- [SHORT TASK]
Select and reproduce each line of the listing below that bears the string "axis".
** START OF GIVEN RECORDS **
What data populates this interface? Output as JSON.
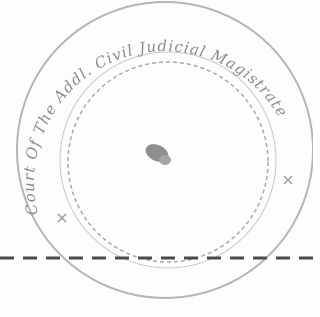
{
  "seal": {
    "ring_text": "Court Of The Addl. Civil Judicial Magistrate"
  }
}
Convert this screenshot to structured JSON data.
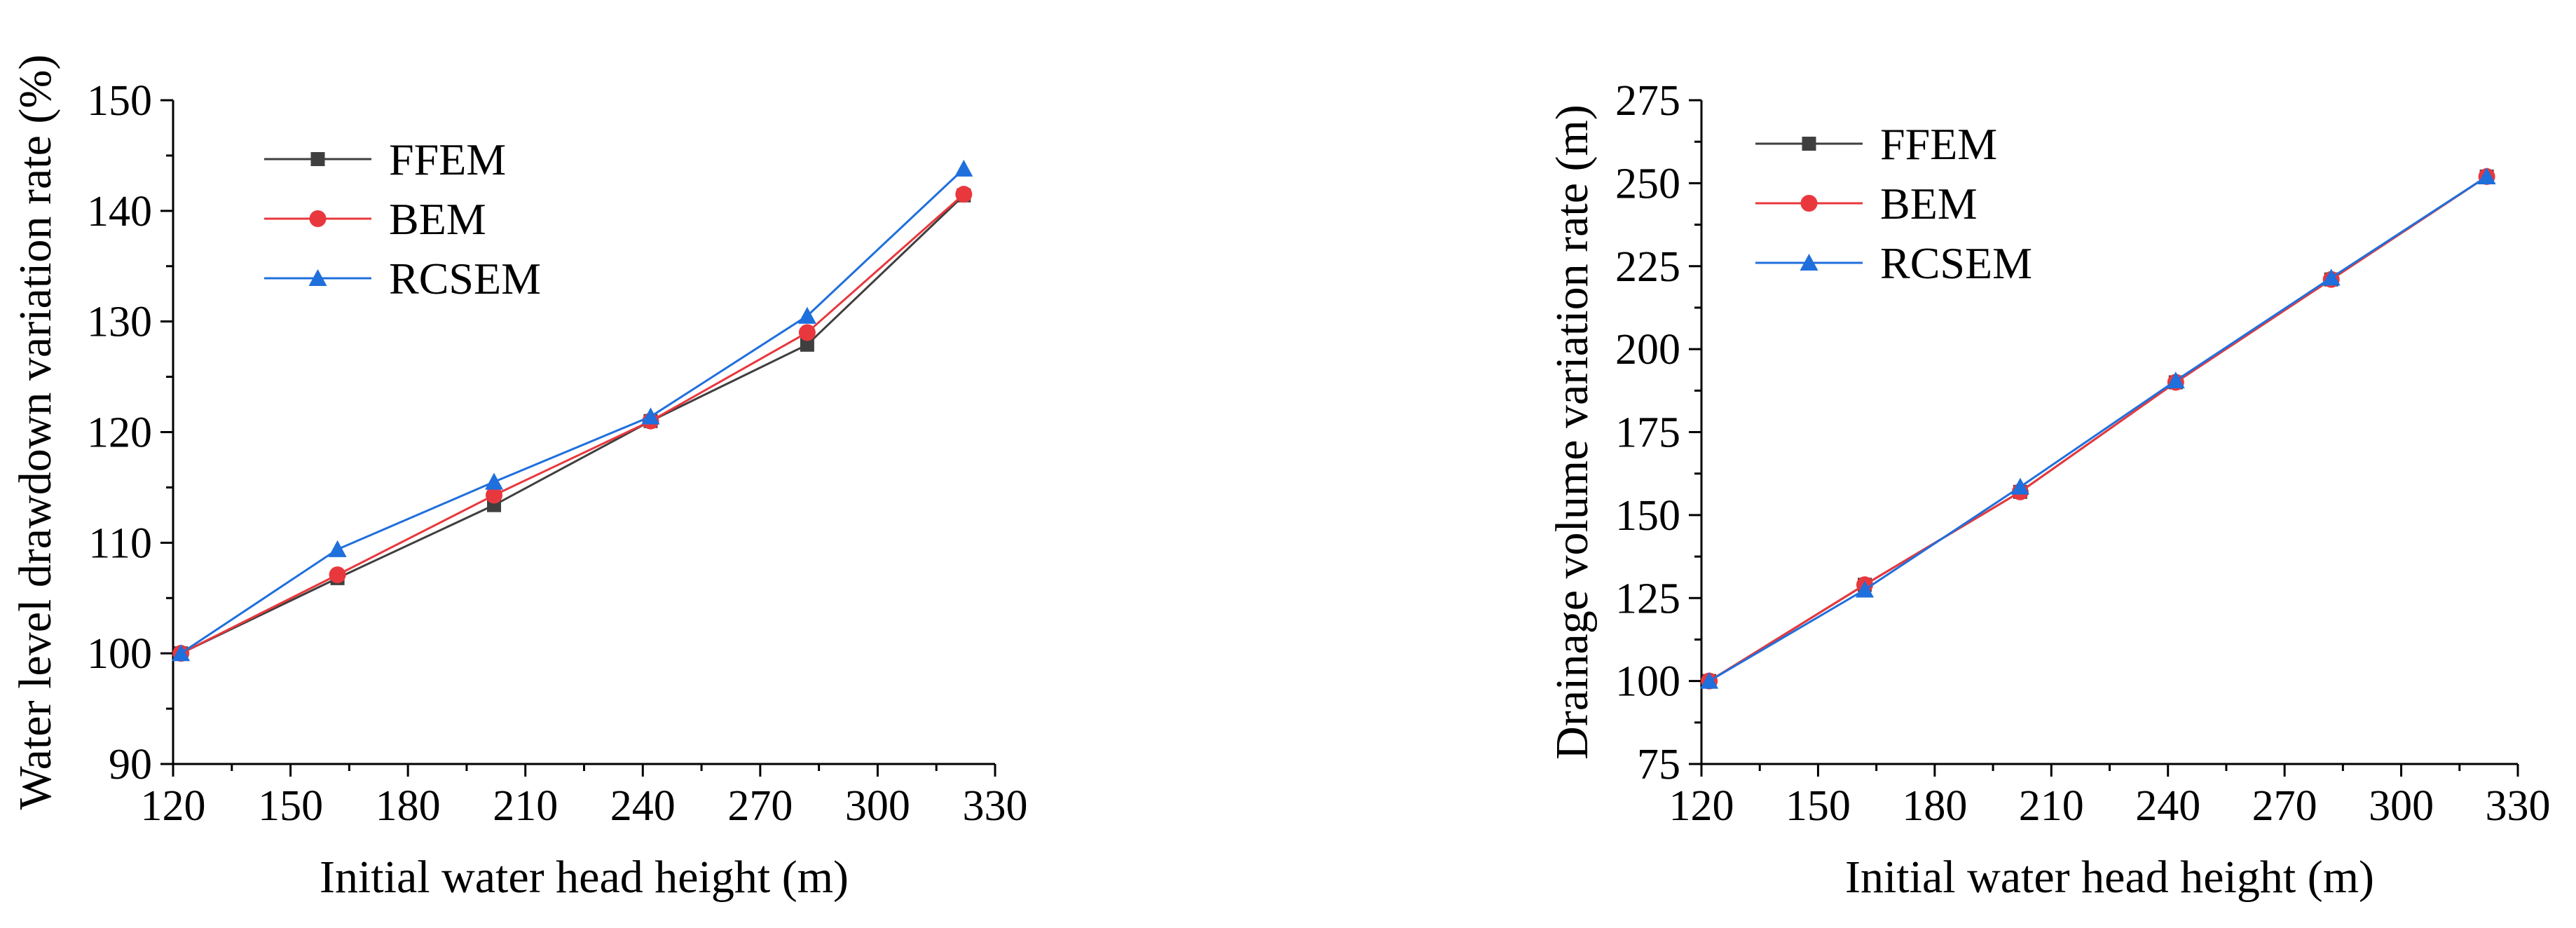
{
  "colors": {
    "FFEM": "#3f3f3f",
    "BEM": "#e8383d",
    "RCSEM": "#1f6fdc",
    "axis": "#000000"
  },
  "chart_data": [
    {
      "type": "line",
      "title": "",
      "xlabel": "Initial water head height (m)",
      "ylabel": "Water level drawdown variation rate (%)",
      "xlim": [
        120,
        330
      ],
      "ylim": [
        90,
        150
      ],
      "xticks": [
        120,
        150,
        180,
        210,
        240,
        270,
        300,
        330
      ],
      "yticks": [
        90,
        100,
        110,
        120,
        130,
        140,
        150
      ],
      "grid": false,
      "legend": "top-left",
      "x": [
        122,
        162,
        202,
        242,
        282,
        322
      ],
      "series": [
        {
          "name": "FFEM",
          "marker": "square",
          "values": [
            100,
            106.8,
            113.4,
            121,
            127.9,
            141.4
          ]
        },
        {
          "name": "BEM",
          "marker": "circle",
          "values": [
            100,
            107.1,
            114.3,
            121,
            129,
            141.5
          ]
        },
        {
          "name": "RCSEM",
          "marker": "triangle",
          "values": [
            100,
            109.4,
            115.5,
            121.4,
            130.5,
            143.8
          ]
        }
      ]
    },
    {
      "type": "line",
      "title": "",
      "xlabel": "Initial water head height (m)",
      "ylabel": "Drainage volume variation rate (m)",
      "xlim": [
        120,
        330
      ],
      "ylim": [
        75,
        275
      ],
      "xticks": [
        120,
        150,
        180,
        210,
        240,
        270,
        300,
        330
      ],
      "yticks": [
        75,
        100,
        125,
        150,
        175,
        200,
        225,
        250,
        275
      ],
      "grid": false,
      "legend": "top-left",
      "x": [
        122,
        162,
        202,
        242,
        282,
        322
      ],
      "series": [
        {
          "name": "FFEM",
          "marker": "square",
          "values": [
            100,
            129,
            157,
            190,
            221,
            252
          ]
        },
        {
          "name": "BEM",
          "marker": "circle",
          "values": [
            100,
            129,
            157,
            190,
            221,
            252
          ]
        },
        {
          "name": "RCSEM",
          "marker": "triangle",
          "values": [
            100,
            127.5,
            158.5,
            190.5,
            221.5,
            252
          ]
        }
      ]
    }
  ]
}
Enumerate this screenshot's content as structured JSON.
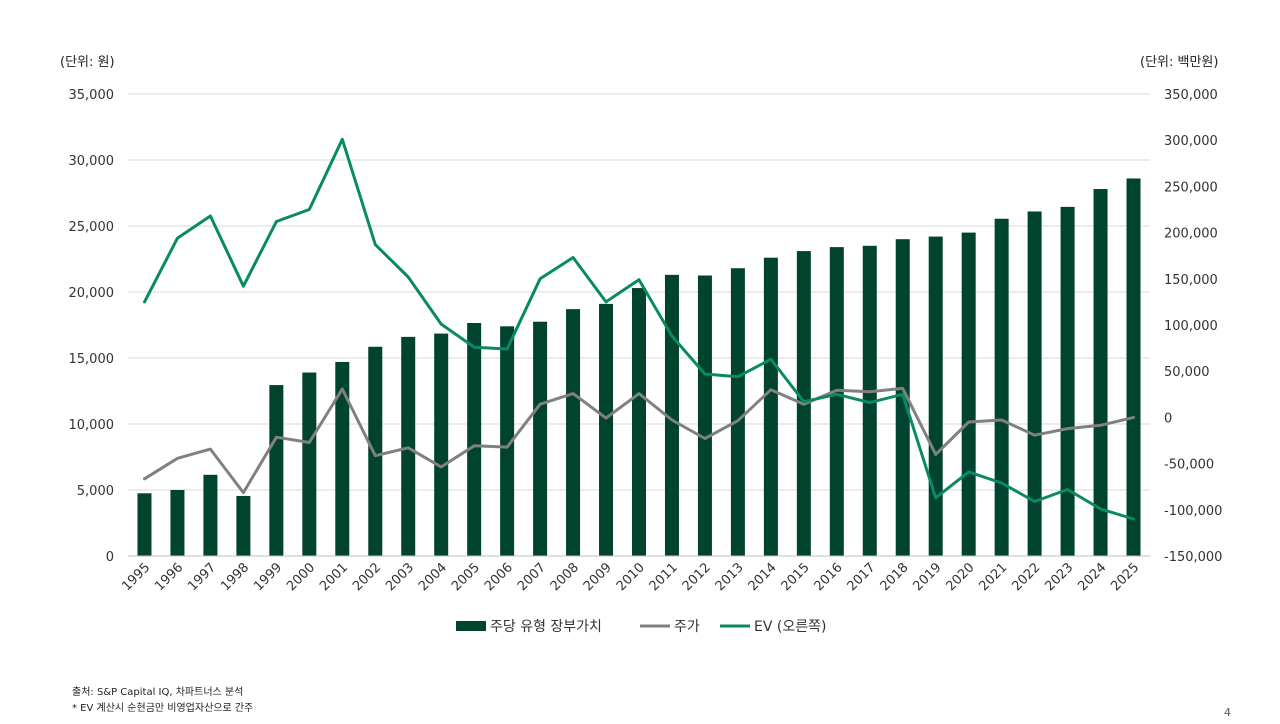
{
  "page": {
    "left_unit": "(단위: 원)",
    "right_unit": "(단위: 백만원)",
    "source": "출처: S&P Capital IQ, 차파트너스 분석",
    "note": "* EV 계산시 순현금만 비영업자산으로 간주",
    "page_number": "4"
  },
  "chart_data": {
    "type": "bar",
    "categories": [
      "1995",
      "1996",
      "1997",
      "1998",
      "1999",
      "2000",
      "2001",
      "2002",
      "2003",
      "2004",
      "2005",
      "2006",
      "2007",
      "2008",
      "2009",
      "2010",
      "2011",
      "2012",
      "2013",
      "2014",
      "2015",
      "2016",
      "2017",
      "2018",
      "2019",
      "2020",
      "2021",
      "2022",
      "2023",
      "2024",
      "2025"
    ],
    "series": [
      {
        "name": "주당 유형 장부가치",
        "kind": "bar",
        "axis": "left",
        "color": "#00432E",
        "values": [
          4750,
          5000,
          6150,
          4550,
          12950,
          13900,
          14700,
          15850,
          16600,
          16850,
          17650,
          17400,
          17750,
          18700,
          19100,
          20300,
          21300,
          21250,
          21800,
          22600,
          23100,
          23400,
          23500,
          24000,
          24200,
          24500,
          25550,
          26100,
          26450,
          27800,
          28600
        ]
      },
      {
        "name": "주가",
        "kind": "line",
        "axis": "left",
        "color": "#808080",
        "values": [
          5850,
          7400,
          8100,
          4800,
          9000,
          8600,
          12650,
          7600,
          8200,
          6750,
          8350,
          8250,
          11500,
          12300,
          10450,
          12300,
          10300,
          8900,
          10250,
          12600,
          11500,
          12550,
          12450,
          12700,
          7700,
          10150,
          10300,
          9150,
          9650,
          9900,
          10500
        ]
      },
      {
        "name": "EV (오른쪽)",
        "kind": "line",
        "axis": "right",
        "color": "#0A8A63",
        "values": [
          125000,
          194000,
          218000,
          142000,
          212000,
          225000,
          301000,
          187000,
          152000,
          101000,
          76000,
          74000,
          150000,
          173000,
          125000,
          149000,
          88000,
          47000,
          44000,
          63000,
          17000,
          25000,
          16000,
          25000,
          -87000,
          -59000,
          -71000,
          -91000,
          -78000,
          -99000,
          -110000
        ]
      }
    ],
    "y_left": {
      "range": [
        0,
        35000
      ],
      "ticks": [
        "0",
        "5,000",
        "10,000",
        "15,000",
        "20,000",
        "25,000",
        "30,000",
        "35,000"
      ]
    },
    "y_right": {
      "range": [
        -150000,
        350000
      ],
      "ticks": [
        "-150,000",
        "-100,000",
        "-50,000",
        "0",
        "50,000",
        "100,000",
        "150,000",
        "200,000",
        "250,000",
        "300,000",
        "350,000"
      ]
    },
    "grid": true,
    "legend_position": "bottom"
  }
}
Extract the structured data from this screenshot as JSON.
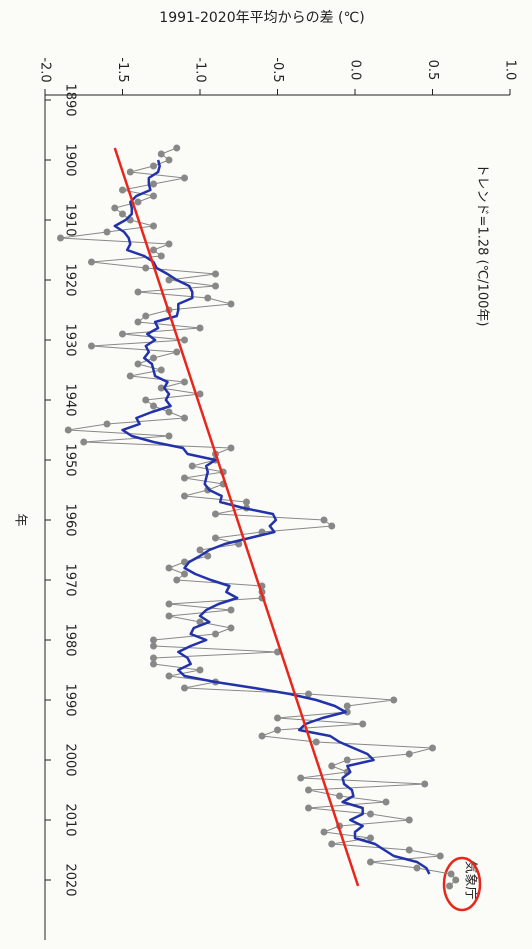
{
  "chart_data": {
    "type": "line",
    "title": "1991-2020年平均からの差 (℃)",
    "xlabel": "年",
    "annotation": "トレンド=1.28 (℃/100年)",
    "source": "気象庁",
    "x": [
      1898,
      1899,
      1900,
      1901,
      1902,
      1903,
      1904,
      1905,
      1906,
      1907,
      1908,
      1909,
      1910,
      1911,
      1912,
      1913,
      1914,
      1915,
      1916,
      1917,
      1918,
      1919,
      1920,
      1921,
      1922,
      1923,
      1924,
      1925,
      1926,
      1927,
      1928,
      1929,
      1930,
      1931,
      1932,
      1933,
      1934,
      1935,
      1936,
      1937,
      1938,
      1939,
      1940,
      1941,
      1942,
      1943,
      1944,
      1945,
      1946,
      1947,
      1948,
      1949,
      1950,
      1951,
      1952,
      1953,
      1954,
      1955,
      1956,
      1957,
      1958,
      1959,
      1960,
      1961,
      1962,
      1963,
      1964,
      1965,
      1966,
      1967,
      1968,
      1969,
      1970,
      1971,
      1972,
      1973,
      1974,
      1975,
      1976,
      1977,
      1978,
      1979,
      1980,
      1981,
      1982,
      1983,
      1984,
      1985,
      1986,
      1987,
      1988,
      1989,
      1990,
      1991,
      1992,
      1993,
      1994,
      1995,
      1996,
      1997,
      1998,
      1999,
      2000,
      2001,
      2002,
      2003,
      2004,
      2005,
      2006,
      2007,
      2008,
      2009,
      2010,
      2011,
      2012,
      2013,
      2014,
      2015,
      2016,
      2017,
      2018,
      2019,
      2020,
      2021
    ],
    "series": [
      {
        "color": "#888888",
        "values": [
          -1.15,
          -1.25,
          -1.2,
          -1.3,
          -1.45,
          -1.1,
          -1.3,
          -1.5,
          -1.3,
          -1.4,
          -1.55,
          -1.5,
          -1.45,
          -1.3,
          -1.6,
          -1.9,
          -1.2,
          -1.3,
          -1.25,
          -1.7,
          -1.35,
          -0.9,
          -1.2,
          -0.9,
          -1.4,
          -0.95,
          -0.8,
          -1.2,
          -1.35,
          -1.4,
          -1.0,
          -1.5,
          -1.1,
          -1.7,
          -1.15,
          -1.3,
          -1.4,
          -1.25,
          -1.45,
          -1.1,
          -1.25,
          -1.0,
          -1.35,
          -1.3,
          -1.2,
          -1.1,
          -1.6,
          -1.85,
          -1.2,
          -1.75,
          -0.8,
          -0.9,
          -0.9,
          -1.05,
          -0.85,
          -1.1,
          -0.85,
          -0.95,
          -1.1,
          -0.7,
          -0.7,
          -0.9,
          -0.2,
          -0.15,
          -0.6,
          -0.9,
          -0.75,
          -1.0,
          -0.95,
          -1.1,
          -1.2,
          -1.1,
          -1.15,
          -0.6,
          -0.6,
          -0.6,
          -1.2,
          -0.8,
          -1.2,
          -1.0,
          -0.8,
          -0.9,
          -1.3,
          -1.3,
          -0.5,
          -1.3,
          -1.3,
          -1.0,
          -1.2,
          -0.9,
          -1.1,
          -0.3,
          0.25,
          -0.05,
          -0.05,
          -0.5,
          0.05,
          -0.5,
          -0.6,
          -0.25,
          0.5,
          0.35,
          -0.05,
          -0.15,
          -0.05,
          -0.35,
          0.45,
          -0.3,
          -0.1,
          0.2,
          -0.3,
          0.1,
          0.35,
          -0.1,
          -0.2,
          0.1,
          -0.15,
          0.35,
          0.55,
          0.1,
          0.4,
          0.62,
          0.65,
          0.61
        ]
      },
      {
        "color": "#2233aa",
        "values": [
          null,
          null,
          -1.27,
          -1.26,
          -1.27,
          -1.33,
          -1.33,
          -1.32,
          -1.41,
          -1.45,
          -1.44,
          -1.44,
          -1.48,
          -1.55,
          -1.49,
          -1.46,
          -1.45,
          -1.47,
          -1.36,
          -1.3,
          -1.28,
          -1.21,
          -1.15,
          -1.07,
          -1.05,
          -1.05,
          -1.14,
          -1.14,
          -1.15,
          -1.29,
          -1.27,
          -1.34,
          -1.29,
          -1.35,
          -1.33,
          -1.36,
          -1.31,
          -1.3,
          -1.29,
          -1.21,
          -1.23,
          -1.2,
          -1.22,
          -1.19,
          -1.31,
          -1.41,
          -1.39,
          -1.5,
          -1.44,
          -1.3,
          -1.11,
          -1.08,
          -0.9,
          -0.96,
          -0.95,
          -0.96,
          -0.97,
          -0.94,
          -0.86,
          -0.87,
          -0.72,
          -0.53,
          -0.51,
          -0.55,
          -0.52,
          -0.68,
          -0.84,
          -0.94,
          -1.0,
          -1.07,
          -1.1,
          -1.03,
          -0.93,
          -0.81,
          -0.83,
          -0.76,
          -0.88,
          -0.96,
          -1.0,
          -0.94,
          -1.04,
          -1.06,
          -0.96,
          -1.06,
          -1.14,
          -1.08,
          -1.06,
          -1.14,
          -1.1,
          -0.9,
          -0.65,
          -0.42,
          -0.25,
          -0.13,
          -0.06,
          -0.21,
          -0.32,
          -0.36,
          -0.16,
          -0.1,
          -0.01,
          0.08,
          0.12,
          -0.05,
          -0.03,
          -0.08,
          -0.07,
          -0.02,
          -0.01,
          -0.08,
          0.05,
          0.05,
          -0.03,
          0.05,
          0,
          0,
          0.13,
          0.19,
          0.25,
          0.4,
          0.46,
          0.48,
          null,
          null
        ]
      }
    ],
    "trend": {
      "x": [
        1898,
        2021
      ],
      "values": [
        -1.55,
        0.02
      ],
      "color": "#e8261c"
    },
    "xlim": [
      1890,
      2030
    ],
    "xticks": [
      1890,
      1900,
      1910,
      1920,
      1930,
      1940,
      1950,
      1960,
      1970,
      1980,
      1990,
      2000,
      2010,
      2020
    ],
    "ylim": [
      -2.0,
      1.0
    ],
    "yticks": [
      {
        "value": -2.0,
        "label": "-2.0"
      },
      -1.5,
      {
        "value": -1.0,
        "label": "-1.0"
      },
      -0.5,
      {
        "value": 0.0,
        "label": "0.0"
      },
      0.5,
      {
        "value": 1.0,
        "label": "1.0"
      }
    ]
  }
}
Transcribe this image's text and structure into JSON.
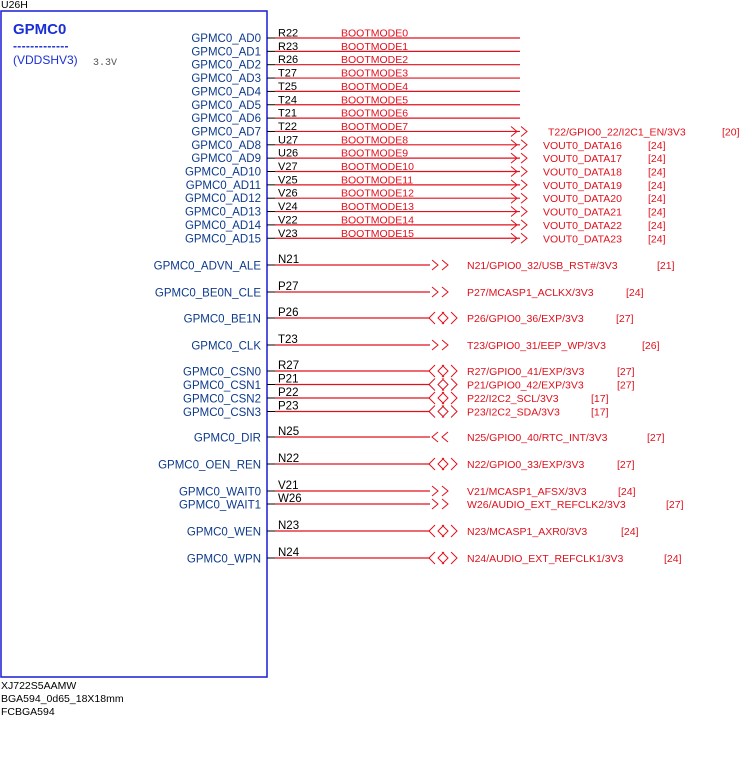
** END OF GIVEN RECORDS **
- [COMPLETED EXERCISE]
    "axis": "#000000"
        "axis": "left",
        "axis": "left",
        "axis": "right",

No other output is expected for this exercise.